Directions> Return the whole listing, line for line, without the pictures in it.

---------- Dataset content ----------

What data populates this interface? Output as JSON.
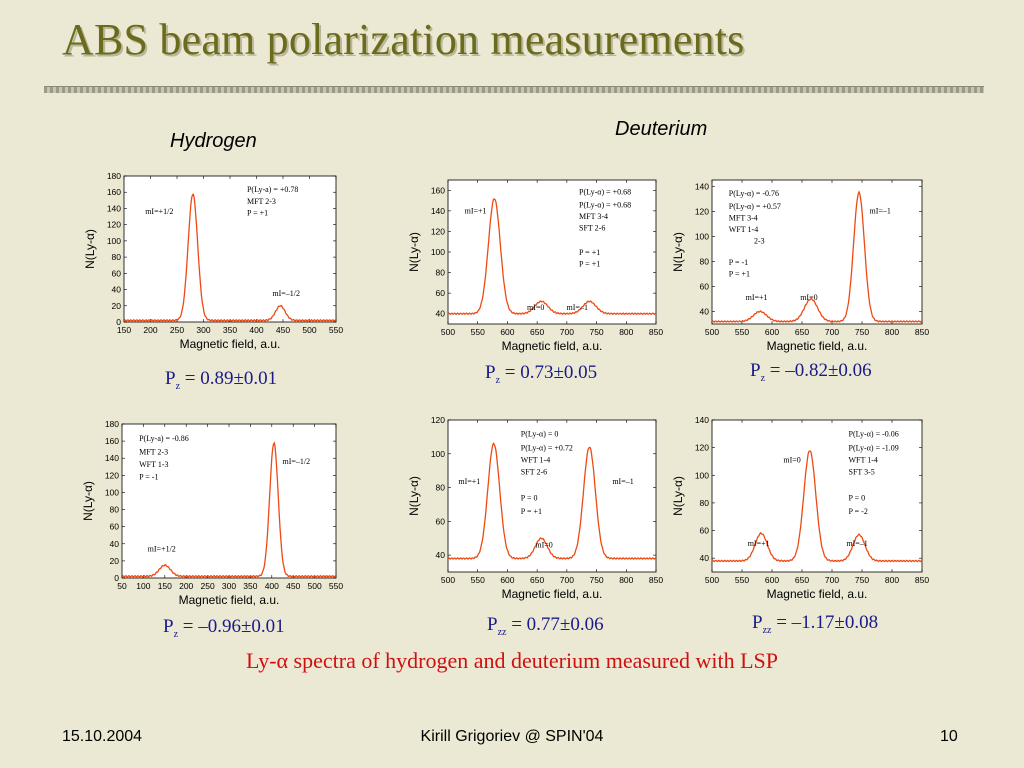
{
  "title": "ABS beam polarization measurements",
  "hydrogen_label": "Hydrogen",
  "deuterium_label": "Deuterium",
  "caption": "Ly-α spectra of hydrogen and deuterium measured with LSP",
  "footer": {
    "date": "15.10.2004",
    "center": "Kirill Grigoriev @ SPIN'04",
    "page": "10"
  },
  "colors": {
    "curve": "#ee4a14",
    "title": "#6b6b1e",
    "caption": "#d01010",
    "pvalue": "#1a1a8a"
  },
  "chart_data": [
    {
      "type": "line",
      "group": "Hydrogen",
      "xlabel": "Magnetic field, a.u.",
      "ylabel": "N(Ly-α)",
      "xlim": [
        150,
        550
      ],
      "ylim": [
        0,
        180
      ],
      "xticks": [
        150,
        200,
        250,
        300,
        350,
        400,
        450,
        500,
        550
      ],
      "yticks": [
        0,
        20,
        40,
        60,
        80,
        100,
        120,
        140,
        160,
        180
      ],
      "peaks": [
        {
          "x": 280,
          "y": 158,
          "w": 9
        },
        {
          "x": 445,
          "y": 20,
          "w": 9
        }
      ],
      "baseline": 2,
      "annotations": [
        "P(Ly-a) = +0.78",
        "MFT 2-3",
        "P = +1"
      ],
      "state_labels": [
        "mI=+1/2",
        "mI=–1/2"
      ],
      "result": {
        "symbol": "P",
        "sub": "z",
        "text": " = 0.89±0.01"
      }
    },
    {
      "type": "line",
      "group": "Deuterium",
      "xlabel": "Magnetic field, a.u.",
      "ylabel": "N(Ly-α)",
      "xlim": [
        500,
        850
      ],
      "ylim": [
        30,
        170
      ],
      "xticks": [
        500,
        550,
        600,
        650,
        700,
        750,
        800,
        850
      ],
      "yticks": [
        40,
        60,
        80,
        100,
        120,
        140,
        160
      ],
      "peaks": [
        {
          "x": 578,
          "y": 152,
          "w": 10
        },
        {
          "x": 657,
          "y": 52,
          "w": 11
        },
        {
          "x": 738,
          "y": 52,
          "w": 11
        }
      ],
      "baseline": 40,
      "annotations": [
        "P(Ly-α) = +0.68",
        "P(Ly-α) = +0.68",
        "MFT 3-4",
        "SFT 2-6",
        "P = +1",
        "P = +1"
      ],
      "state_labels": [
        "mI=+1",
        "mI=0",
        "mI=–1"
      ],
      "result": {
        "symbol": "P",
        "sub": "z",
        "text": " = 0.73±0.05"
      }
    },
    {
      "type": "line",
      "group": "Deuterium",
      "xlabel": "Magnetic field, a.u.",
      "ylabel": "N(Ly-α)",
      "xlim": [
        500,
        850
      ],
      "ylim": [
        30,
        145
      ],
      "xticks": [
        500,
        550,
        600,
        650,
        700,
        750,
        800,
        850
      ],
      "yticks": [
        40,
        60,
        80,
        100,
        120,
        140
      ],
      "peaks": [
        {
          "x": 580,
          "y": 40,
          "w": 11
        },
        {
          "x": 665,
          "y": 50,
          "w": 11
        },
        {
          "x": 745,
          "y": 135,
          "w": 9
        }
      ],
      "baseline": 32,
      "annotations": [
        "P(Ly-α) = -0.76",
        "P(Ly-α) = +0.57",
        "MFT 3-4",
        "WFT 1-4",
        "2-3",
        "P = -1",
        "P = +1"
      ],
      "state_labels": [
        "mI=–1",
        "mI=+1",
        "mI=0"
      ],
      "result": {
        "symbol": "P",
        "sub": "z",
        "text": " = –0.82±0.06"
      }
    },
    {
      "type": "line",
      "group": "Hydrogen",
      "xlabel": "Magnetic field, a.u.",
      "ylabel": "N(Ly-α)",
      "xlim": [
        50,
        550
      ],
      "ylim": [
        0,
        180
      ],
      "xticks": [
        50,
        100,
        150,
        200,
        250,
        300,
        350,
        400,
        450,
        500,
        550
      ],
      "yticks": [
        0,
        20,
        40,
        60,
        80,
        100,
        120,
        140,
        160,
        180
      ],
      "peaks": [
        {
          "x": 150,
          "y": 15,
          "w": 13
        },
        {
          "x": 405,
          "y": 158,
          "w": 10
        }
      ],
      "baseline": 2,
      "annotations": [
        "P(Ly-a) = -0.86",
        "MFT 2-3",
        "WFT 1-3",
        "P = -1"
      ],
      "state_labels": [
        "mI=–1/2",
        "mI=+1/2"
      ],
      "result": {
        "symbol": "P",
        "sub": "z",
        "text": " = –0.96±0.01"
      }
    },
    {
      "type": "line",
      "group": "Deuterium",
      "xlabel": "Magnetic field, a.u.",
      "ylabel": "N(Ly-α)",
      "xlim": [
        500,
        850
      ],
      "ylim": [
        30,
        120
      ],
      "xticks": [
        500,
        550,
        600,
        650,
        700,
        750,
        800,
        850
      ],
      "yticks": [
        40,
        60,
        80,
        100,
        120
      ],
      "peaks": [
        {
          "x": 577,
          "y": 106,
          "w": 10
        },
        {
          "x": 657,
          "y": 50,
          "w": 10
        },
        {
          "x": 738,
          "y": 104,
          "w": 10
        }
      ],
      "baseline": 38,
      "annotations": [
        "P(Ly-α) = 0",
        "P(Ly-α) = +0.72",
        "WFT 1-4",
        "SFT 2-6",
        "P = 0",
        "P = +1"
      ],
      "state_labels": [
        "mI=+1",
        "mI=–1",
        "mI=0"
      ],
      "result": {
        "symbol": "P",
        "sub": "zz",
        "text": " = 0.77±0.06"
      }
    },
    {
      "type": "line",
      "group": "Deuterium",
      "xlabel": "Magnetic field, a.u.",
      "ylabel": "N(Ly-α)",
      "xlim": [
        500,
        850
      ],
      "ylim": [
        30,
        140
      ],
      "xticks": [
        500,
        550,
        600,
        650,
        700,
        750,
        800,
        850
      ],
      "yticks": [
        40,
        60,
        80,
        100,
        120,
        140
      ],
      "peaks": [
        {
          "x": 582,
          "y": 58,
          "w": 10
        },
        {
          "x": 663,
          "y": 118,
          "w": 10
        },
        {
          "x": 745,
          "y": 57,
          "w": 10
        }
      ],
      "baseline": 38,
      "annotations": [
        "P(Ly-α) = -0.06",
        "P(Ly-α) = -1.09",
        "WFT 1-4",
        "SFT 3-5",
        "P = 0",
        "P = -2"
      ],
      "state_labels": [
        "mI=0",
        "mI=+1",
        "mI=–1"
      ],
      "result": {
        "symbol": "P",
        "sub": "zz",
        "text": " = –1.17±0.08"
      }
    }
  ]
}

----------

Expected answer>
What data populates this interface? Output as JSON.
{
  "title": "ABS beam polarization measurements",
  "hydrogen_label": "Hydrogen",
  "deuterium_label": "Deuterium",
  "caption": "Ly-α spectra of hydrogen and deuterium measured with LSP",
  "footer": {
    "date": "15.10.2004",
    "center": "Kirill Grigoriev @ SPIN'04",
    "page": "10"
  },
  "colors": {
    "curve": "#ee4a14",
    "title": "#6b6b1e",
    "caption": "#d01010",
    "pvalue": "#1a1a8a"
  },
  "chart_data": [
    {
      "type": "line",
      "group": "Hydrogen",
      "xlabel": "Magnetic field, a.u.",
      "ylabel": "N(Ly-α)",
      "xlim": [
        150,
        550
      ],
      "ylim": [
        0,
        180
      ],
      "xticks": [
        150,
        200,
        250,
        300,
        350,
        400,
        450,
        500,
        550
      ],
      "yticks": [
        0,
        20,
        40,
        60,
        80,
        100,
        120,
        140,
        160,
        180
      ],
      "peaks": [
        {
          "x": 280,
          "y": 158,
          "w": 9
        },
        {
          "x": 445,
          "y": 20,
          "w": 9
        }
      ],
      "baseline": 2,
      "annotations": [
        "P(Ly-a) = +0.78",
        "MFT 2-3",
        "P = +1"
      ],
      "state_labels": [
        "mI=+1/2",
        "mI=–1/2"
      ],
      "result": {
        "symbol": "P",
        "sub": "z",
        "text": " = 0.89±0.01"
      }
    },
    {
      "type": "line",
      "group": "Deuterium",
      "xlabel": "Magnetic field, a.u.",
      "ylabel": "N(Ly-α)",
      "xlim": [
        500,
        850
      ],
      "ylim": [
        30,
        170
      ],
      "xticks": [
        500,
        550,
        600,
        650,
        700,
        750,
        800,
        850
      ],
      "yticks": [
        40,
        60,
        80,
        100,
        120,
        140,
        160
      ],
      "peaks": [
        {
          "x": 578,
          "y": 152,
          "w": 10
        },
        {
          "x": 657,
          "y": 52,
          "w": 11
        },
        {
          "x": 738,
          "y": 52,
          "w": 11
        }
      ],
      "baseline": 40,
      "annotations": [
        "P(Ly-α) = +0.68",
        "P(Ly-α) = +0.68",
        "MFT 3-4",
        "SFT 2-6",
        "P = +1",
        "P = +1"
      ],
      "state_labels": [
        "mI=+1",
        "mI=0",
        "mI=–1"
      ],
      "result": {
        "symbol": "P",
        "sub": "z",
        "text": " = 0.73±0.05"
      }
    },
    {
      "type": "line",
      "group": "Deuterium",
      "xlabel": "Magnetic field, a.u.",
      "ylabel": "N(Ly-α)",
      "xlim": [
        500,
        850
      ],
      "ylim": [
        30,
        145
      ],
      "xticks": [
        500,
        550,
        600,
        650,
        700,
        750,
        800,
        850
      ],
      "yticks": [
        40,
        60,
        80,
        100,
        120,
        140
      ],
      "peaks": [
        {
          "x": 580,
          "y": 40,
          "w": 11
        },
        {
          "x": 665,
          "y": 50,
          "w": 11
        },
        {
          "x": 745,
          "y": 135,
          "w": 9
        }
      ],
      "baseline": 32,
      "annotations": [
        "P(Ly-α) = -0.76",
        "P(Ly-α) = +0.57",
        "MFT 3-4",
        "WFT 1-4",
        "2-3",
        "P = -1",
        "P = +1"
      ],
      "state_labels": [
        "mI=–1",
        "mI=+1",
        "mI=0"
      ],
      "result": {
        "symbol": "P",
        "sub": "z",
        "text": " = –0.82±0.06"
      }
    },
    {
      "type": "line",
      "group": "Hydrogen",
      "xlabel": "Magnetic field, a.u.",
      "ylabel": "N(Ly-α)",
      "xlim": [
        50,
        550
      ],
      "ylim": [
        0,
        180
      ],
      "xticks": [
        50,
        100,
        150,
        200,
        250,
        300,
        350,
        400,
        450,
        500,
        550
      ],
      "yticks": [
        0,
        20,
        40,
        60,
        80,
        100,
        120,
        140,
        160,
        180
      ],
      "peaks": [
        {
          "x": 150,
          "y": 15,
          "w": 13
        },
        {
          "x": 405,
          "y": 158,
          "w": 10
        }
      ],
      "baseline": 2,
      "annotations": [
        "P(Ly-a) = -0.86",
        "MFT 2-3",
        "WFT 1-3",
        "P = -1"
      ],
      "state_labels": [
        "mI=–1/2",
        "mI=+1/2"
      ],
      "result": {
        "symbol": "P",
        "sub": "z",
        "text": " = –0.96±0.01"
      }
    },
    {
      "type": "line",
      "group": "Deuterium",
      "xlabel": "Magnetic field, a.u.",
      "ylabel": "N(Ly-α)",
      "xlim": [
        500,
        850
      ],
      "ylim": [
        30,
        120
      ],
      "xticks": [
        500,
        550,
        600,
        650,
        700,
        750,
        800,
        850
      ],
      "yticks": [
        40,
        60,
        80,
        100,
        120
      ],
      "peaks": [
        {
          "x": 577,
          "y": 106,
          "w": 10
        },
        {
          "x": 657,
          "y": 50,
          "w": 10
        },
        {
          "x": 738,
          "y": 104,
          "w": 10
        }
      ],
      "baseline": 38,
      "annotations": [
        "P(Ly-α) = 0",
        "P(Ly-α) = +0.72",
        "WFT 1-4",
        "SFT 2-6",
        "P = 0",
        "P = +1"
      ],
      "state_labels": [
        "mI=+1",
        "mI=–1",
        "mI=0"
      ],
      "result": {
        "symbol": "P",
        "sub": "zz",
        "text": " = 0.77±0.06"
      }
    },
    {
      "type": "line",
      "group": "Deuterium",
      "xlabel": "Magnetic field, a.u.",
      "ylabel": "N(Ly-α)",
      "xlim": [
        500,
        850
      ],
      "ylim": [
        30,
        140
      ],
      "xticks": [
        500,
        550,
        600,
        650,
        700,
        750,
        800,
        850
      ],
      "yticks": [
        40,
        60,
        80,
        100,
        120,
        140
      ],
      "peaks": [
        {
          "x": 582,
          "y": 58,
          "w": 10
        },
        {
          "x": 663,
          "y": 118,
          "w": 10
        },
        {
          "x": 745,
          "y": 57,
          "w": 10
        }
      ],
      "baseline": 38,
      "annotations": [
        "P(Ly-α) = -0.06",
        "P(Ly-α) = -1.09",
        "WFT 1-4",
        "SFT 3-5",
        "P = 0",
        "P = -2"
      ],
      "state_labels": [
        "mI=0",
        "mI=+1",
        "mI=–1"
      ],
      "result": {
        "symbol": "P",
        "sub": "zz",
        "text": " = –1.17±0.08"
      }
    }
  ]
}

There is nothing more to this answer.